THE EXERCISE: Pick out the lines below that include the string "series".

##### PROVIDED INFORMATION

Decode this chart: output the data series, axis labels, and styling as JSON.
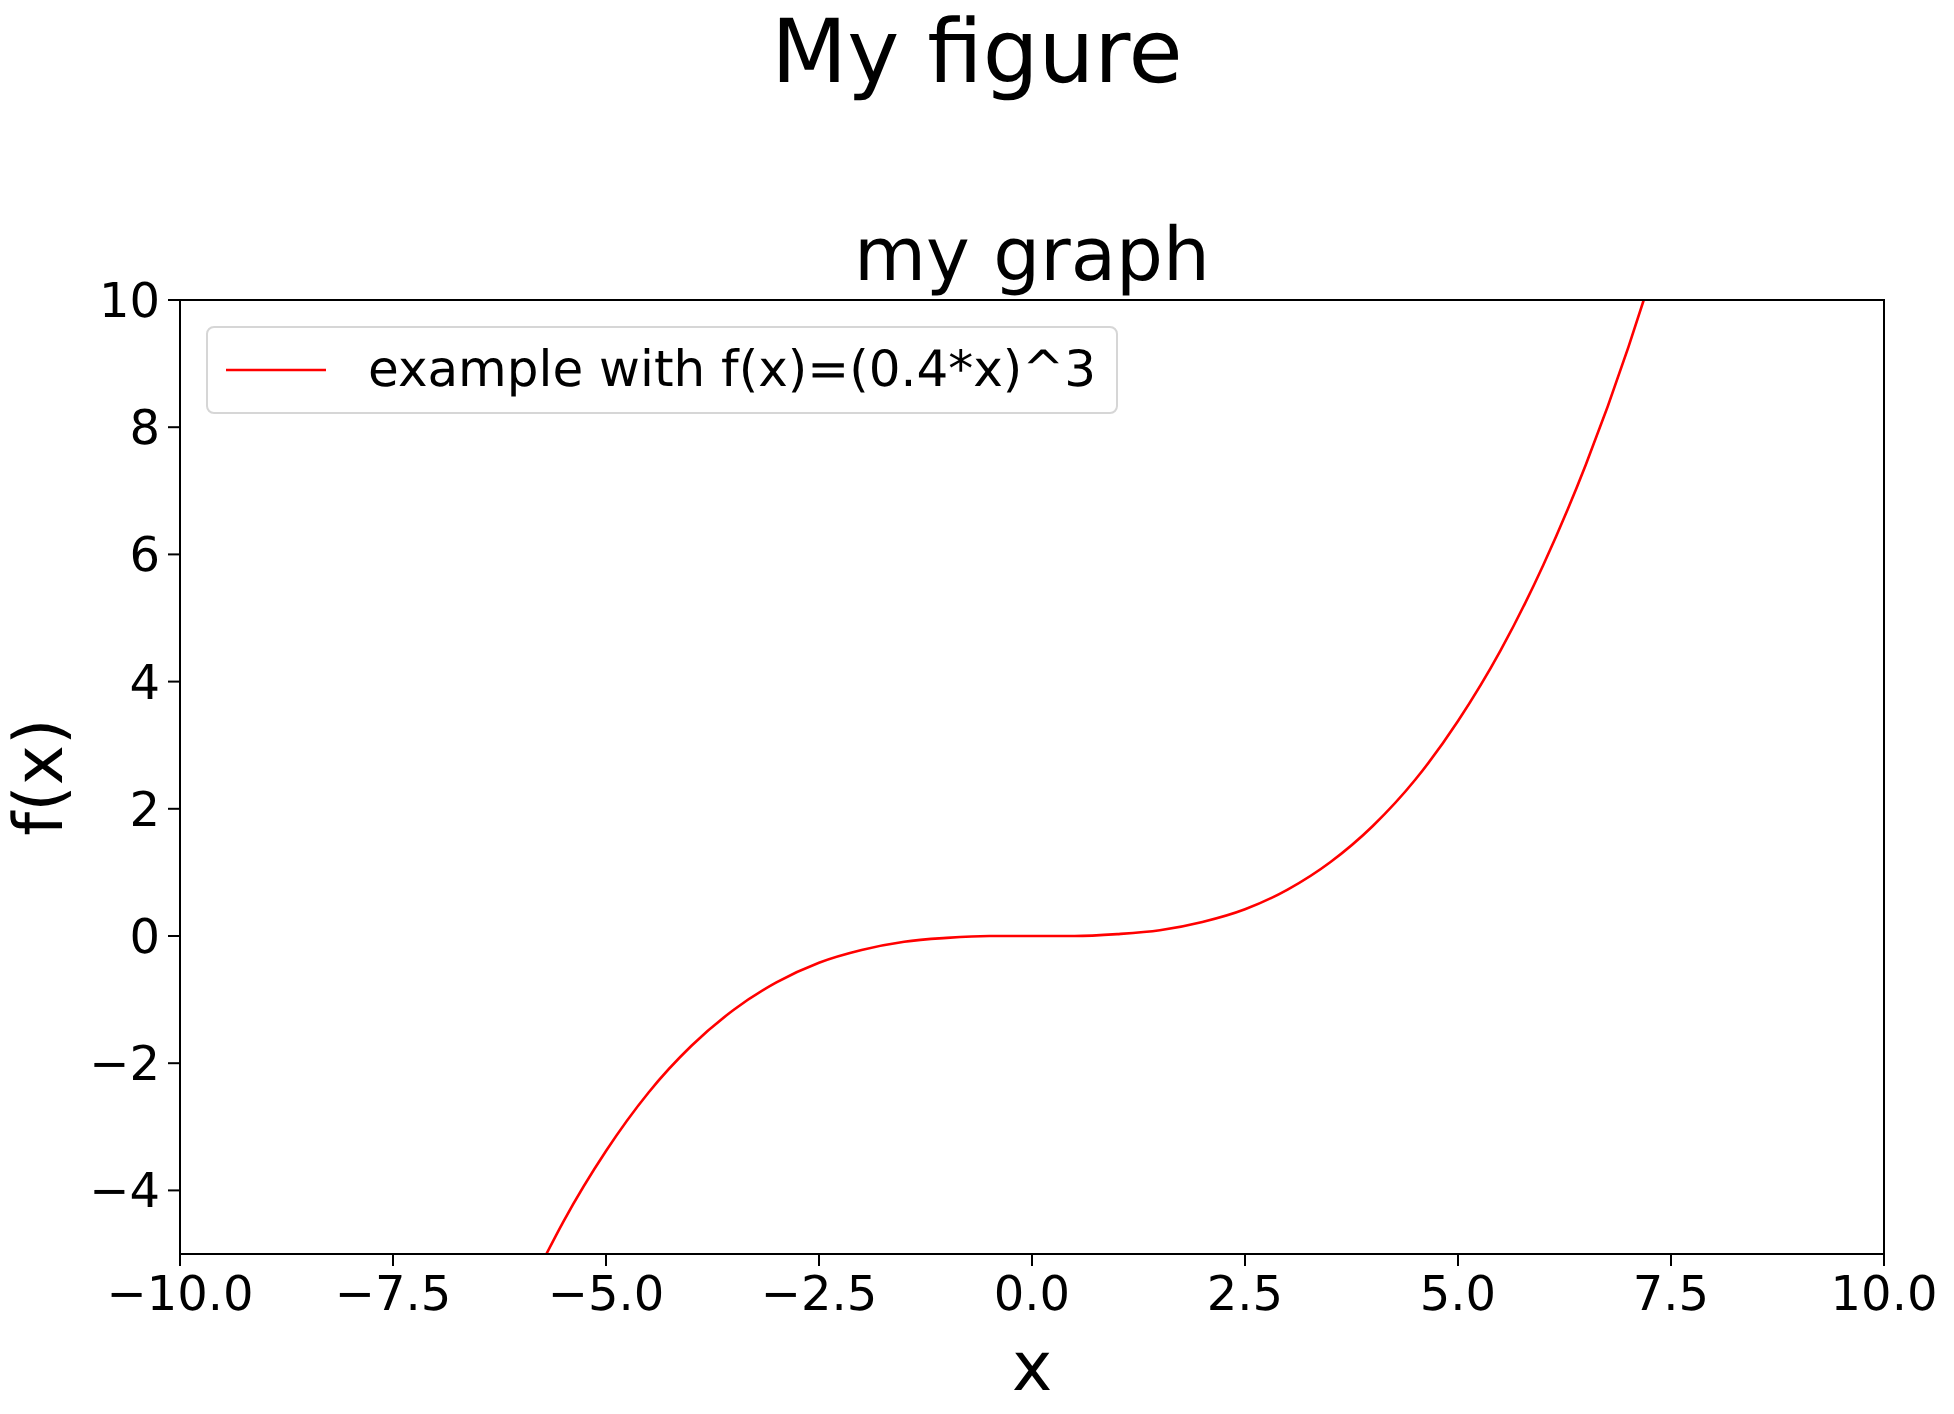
{
  "chart_data": {
    "type": "line",
    "title": "My figure",
    "subtitle": "my graph",
    "xlabel": "x",
    "ylabel": "f(x)",
    "x": [
      -5.7,
      -5.5,
      -5,
      -4.5,
      -4,
      -3.5,
      -3,
      -2.5,
      -2,
      -1.5,
      -1,
      -0.5,
      0,
      0.5,
      1,
      1.5,
      2,
      2.5,
      3,
      3.5,
      4,
      4.5,
      5,
      5.5,
      6,
      6.5,
      7,
      7.18
    ],
    "series": [
      {
        "name": "example with f(x)=(0.4*x)^3",
        "color": "#ff0000",
        "values": [
          -5.0,
          -4.49,
          -3.38,
          -2.46,
          -1.73,
          -1.16,
          -0.73,
          -0.42,
          -0.22,
          -0.09,
          -0.03,
          0,
          0,
          0,
          0.03,
          0.09,
          0.22,
          0.42,
          0.73,
          1.16,
          1.73,
          2.46,
          3.38,
          4.49,
          5.83,
          7.41,
          9.26,
          10.0
        ]
      }
    ],
    "xlim": [
      -10,
      10
    ],
    "ylim": [
      -5,
      10
    ],
    "xticks": [
      {
        "value": -10,
        "label": "−10.0"
      },
      {
        "value": -7.5,
        "label": "−7.5"
      },
      {
        "value": -5,
        "label": "−5.0"
      },
      {
        "value": -2.5,
        "label": "−2.5"
      },
      {
        "value": 0,
        "label": "0.0"
      },
      {
        "value": 2.5,
        "label": "2.5"
      },
      {
        "value": 5,
        "label": "5.0"
      },
      {
        "value": 7.5,
        "label": "7.5"
      },
      {
        "value": 10,
        "label": "10.0"
      }
    ],
    "yticks": [
      {
        "value": -4,
        "label": "−4"
      },
      {
        "value": -2,
        "label": "−2"
      },
      0,
      2,
      4,
      6,
      8,
      10
    ],
    "legend": "top left",
    "marker": "none",
    "line_style": "solid"
  }
}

##########

WRITTEN REPLY:
Decode this chart: output the data series, axis labels, and styling as JSON.
    "series": [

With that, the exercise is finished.